**Task instructions:** Below are the records. Gather each line that holds "imposable".

**Input for this task:**
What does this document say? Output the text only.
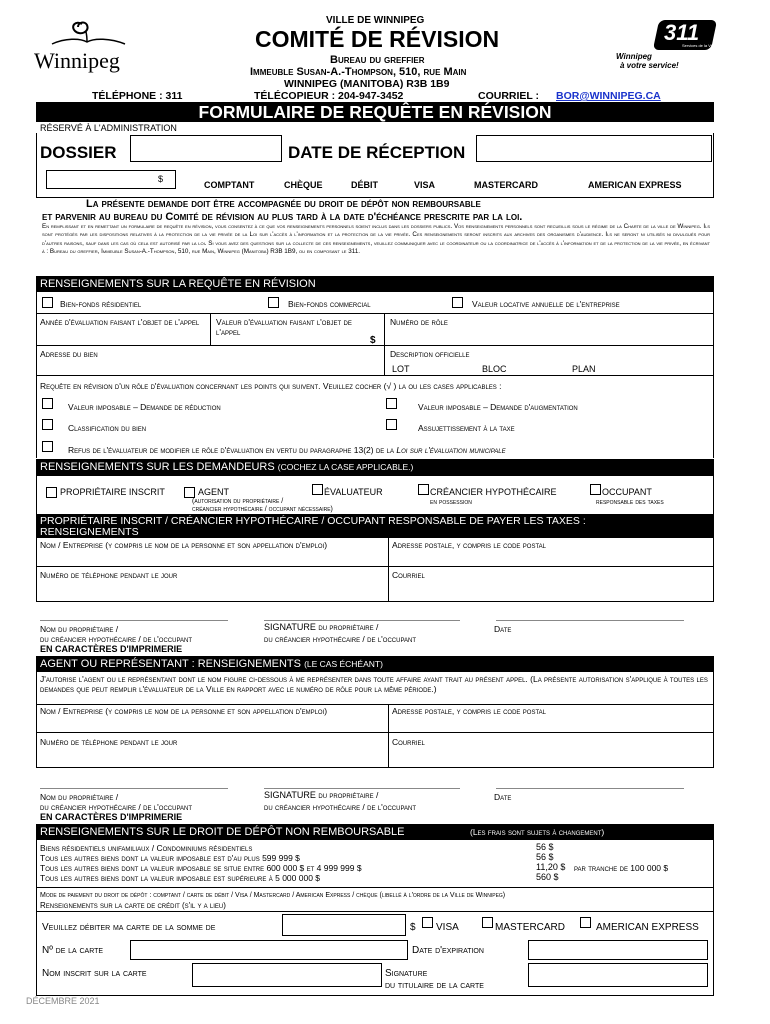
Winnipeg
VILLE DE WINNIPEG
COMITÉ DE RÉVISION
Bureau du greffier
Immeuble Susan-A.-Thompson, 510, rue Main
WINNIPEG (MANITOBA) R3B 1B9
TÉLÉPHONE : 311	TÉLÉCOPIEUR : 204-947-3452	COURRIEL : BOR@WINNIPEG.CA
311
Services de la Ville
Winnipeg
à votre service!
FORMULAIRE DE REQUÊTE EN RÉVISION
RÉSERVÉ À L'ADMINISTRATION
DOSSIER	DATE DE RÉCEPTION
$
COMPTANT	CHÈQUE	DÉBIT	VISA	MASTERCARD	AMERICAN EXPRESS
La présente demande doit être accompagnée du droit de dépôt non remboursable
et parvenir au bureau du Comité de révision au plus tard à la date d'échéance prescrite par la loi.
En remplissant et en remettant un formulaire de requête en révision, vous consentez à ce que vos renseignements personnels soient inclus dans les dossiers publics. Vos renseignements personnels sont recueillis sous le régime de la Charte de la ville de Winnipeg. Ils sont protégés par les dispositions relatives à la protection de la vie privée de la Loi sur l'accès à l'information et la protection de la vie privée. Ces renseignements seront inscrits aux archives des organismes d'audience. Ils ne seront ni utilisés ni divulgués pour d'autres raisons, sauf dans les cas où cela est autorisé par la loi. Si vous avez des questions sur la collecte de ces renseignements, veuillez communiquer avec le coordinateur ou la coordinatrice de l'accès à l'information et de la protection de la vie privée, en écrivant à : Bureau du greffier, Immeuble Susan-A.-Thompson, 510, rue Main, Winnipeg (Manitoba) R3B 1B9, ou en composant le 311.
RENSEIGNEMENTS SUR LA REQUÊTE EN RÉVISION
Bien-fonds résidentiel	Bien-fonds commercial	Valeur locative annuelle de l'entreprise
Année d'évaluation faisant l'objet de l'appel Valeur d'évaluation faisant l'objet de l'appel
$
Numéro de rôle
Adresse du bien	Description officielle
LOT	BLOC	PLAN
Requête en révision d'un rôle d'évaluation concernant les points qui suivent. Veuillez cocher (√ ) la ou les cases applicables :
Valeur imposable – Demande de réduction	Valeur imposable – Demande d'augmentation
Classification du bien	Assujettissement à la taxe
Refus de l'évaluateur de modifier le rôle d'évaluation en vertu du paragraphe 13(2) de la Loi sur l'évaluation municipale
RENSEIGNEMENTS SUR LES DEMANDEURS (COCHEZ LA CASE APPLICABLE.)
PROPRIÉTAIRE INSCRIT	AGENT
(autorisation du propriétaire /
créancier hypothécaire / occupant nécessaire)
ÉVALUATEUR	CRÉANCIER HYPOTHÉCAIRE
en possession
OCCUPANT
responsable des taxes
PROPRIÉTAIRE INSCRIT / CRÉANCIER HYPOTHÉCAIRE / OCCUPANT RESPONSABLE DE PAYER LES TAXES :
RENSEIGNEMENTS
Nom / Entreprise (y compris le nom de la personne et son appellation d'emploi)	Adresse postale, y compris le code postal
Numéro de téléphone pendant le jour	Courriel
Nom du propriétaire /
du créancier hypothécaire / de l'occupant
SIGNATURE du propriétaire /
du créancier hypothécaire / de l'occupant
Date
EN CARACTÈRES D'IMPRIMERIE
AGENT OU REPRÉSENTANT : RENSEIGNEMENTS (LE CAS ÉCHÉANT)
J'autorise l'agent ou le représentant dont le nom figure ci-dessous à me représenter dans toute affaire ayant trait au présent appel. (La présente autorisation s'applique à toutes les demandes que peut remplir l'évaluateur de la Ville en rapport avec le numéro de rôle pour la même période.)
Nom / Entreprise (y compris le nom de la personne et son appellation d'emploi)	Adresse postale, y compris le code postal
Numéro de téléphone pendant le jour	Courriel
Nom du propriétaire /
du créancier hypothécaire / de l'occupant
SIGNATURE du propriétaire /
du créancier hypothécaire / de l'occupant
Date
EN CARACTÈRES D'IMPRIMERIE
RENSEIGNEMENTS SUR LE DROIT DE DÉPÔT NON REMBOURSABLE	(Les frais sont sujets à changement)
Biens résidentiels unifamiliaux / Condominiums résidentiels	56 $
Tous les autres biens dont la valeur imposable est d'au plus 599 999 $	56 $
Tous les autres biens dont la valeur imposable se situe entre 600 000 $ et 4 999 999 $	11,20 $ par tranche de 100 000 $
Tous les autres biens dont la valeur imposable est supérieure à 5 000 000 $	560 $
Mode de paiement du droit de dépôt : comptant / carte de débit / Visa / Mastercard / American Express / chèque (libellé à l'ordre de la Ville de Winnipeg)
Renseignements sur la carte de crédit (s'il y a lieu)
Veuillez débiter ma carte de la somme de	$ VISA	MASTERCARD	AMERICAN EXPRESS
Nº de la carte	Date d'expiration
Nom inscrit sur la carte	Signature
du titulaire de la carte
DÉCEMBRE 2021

* * *

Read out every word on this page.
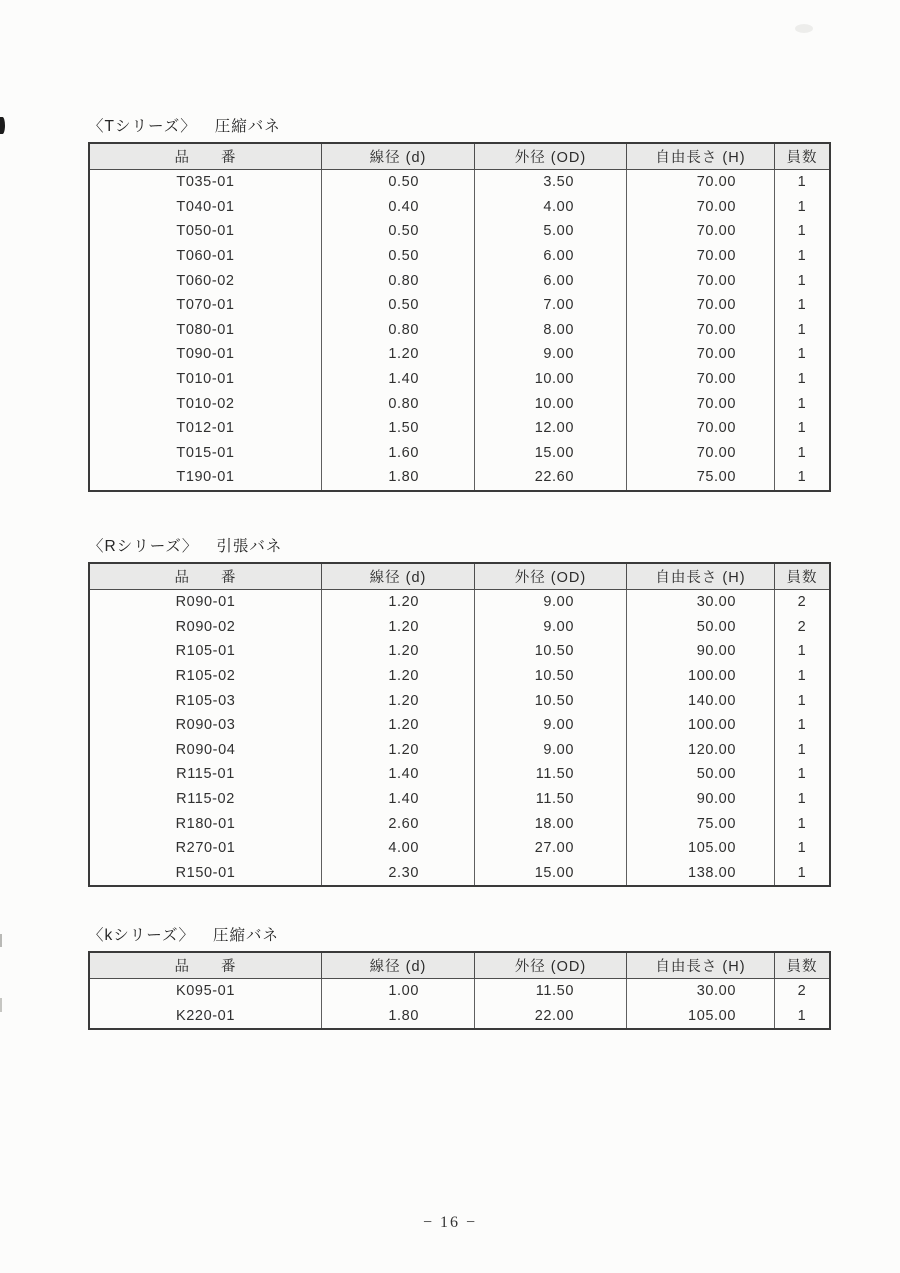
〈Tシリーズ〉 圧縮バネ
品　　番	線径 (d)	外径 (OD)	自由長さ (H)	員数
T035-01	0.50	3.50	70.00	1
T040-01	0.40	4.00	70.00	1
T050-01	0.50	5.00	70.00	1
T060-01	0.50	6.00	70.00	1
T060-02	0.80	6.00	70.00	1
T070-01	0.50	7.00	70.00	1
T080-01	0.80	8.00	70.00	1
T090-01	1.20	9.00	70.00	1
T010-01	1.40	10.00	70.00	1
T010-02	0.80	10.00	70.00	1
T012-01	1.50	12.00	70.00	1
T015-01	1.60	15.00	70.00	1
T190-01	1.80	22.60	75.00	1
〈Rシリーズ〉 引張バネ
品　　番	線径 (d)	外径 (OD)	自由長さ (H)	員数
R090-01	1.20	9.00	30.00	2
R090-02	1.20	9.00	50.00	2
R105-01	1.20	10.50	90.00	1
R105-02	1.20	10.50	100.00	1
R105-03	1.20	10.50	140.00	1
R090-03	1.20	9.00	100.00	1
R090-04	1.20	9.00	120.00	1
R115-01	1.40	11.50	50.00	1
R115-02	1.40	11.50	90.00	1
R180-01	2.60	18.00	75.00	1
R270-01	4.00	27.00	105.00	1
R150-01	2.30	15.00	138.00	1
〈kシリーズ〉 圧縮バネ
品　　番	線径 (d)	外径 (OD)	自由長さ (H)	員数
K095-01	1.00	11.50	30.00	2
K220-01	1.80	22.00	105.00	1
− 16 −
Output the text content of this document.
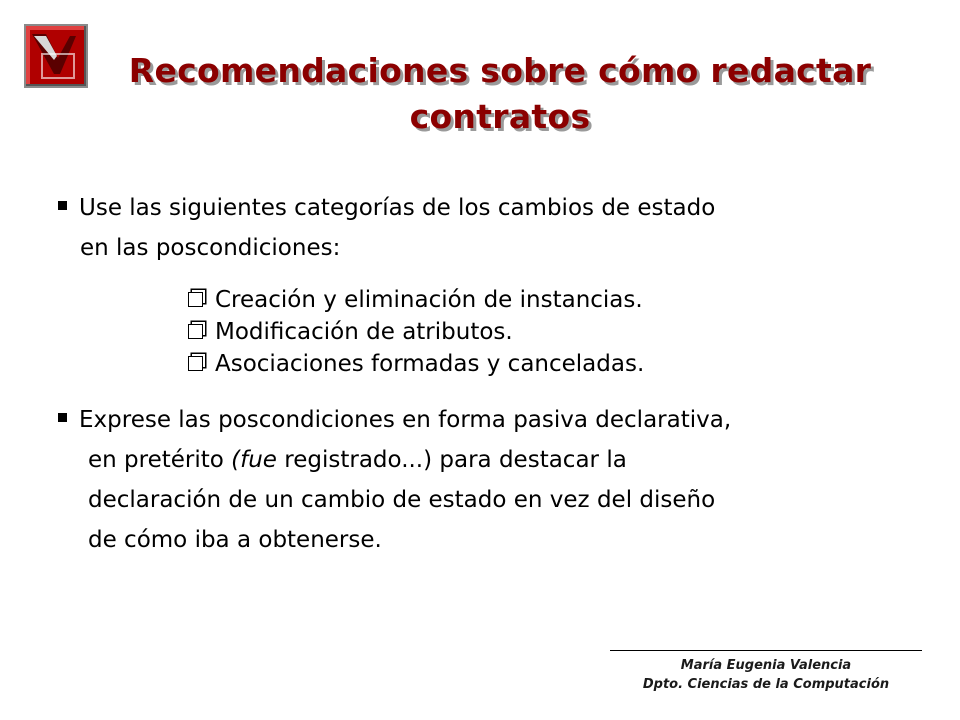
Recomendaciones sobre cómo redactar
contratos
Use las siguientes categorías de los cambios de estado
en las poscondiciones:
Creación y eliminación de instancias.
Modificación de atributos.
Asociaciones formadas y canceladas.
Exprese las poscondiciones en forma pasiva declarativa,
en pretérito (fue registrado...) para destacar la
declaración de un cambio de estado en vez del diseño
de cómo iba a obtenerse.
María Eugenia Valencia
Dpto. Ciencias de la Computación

**Full answer:**
Valeur imposable – Demande de réduction	Valeur imposable – Demande d'augmentation
Tous les autres biens dont la valeur imposable est d'au plus 599 999 $	56 $
Tous les autres biens dont la valeur imposable se situe entre 600 000 $ et 4 999 999 $	11,20 $ par tranche de 100 000 $
Tous les autres biens dont la valeur imposable est supérieure à 5 000 000 $	560 $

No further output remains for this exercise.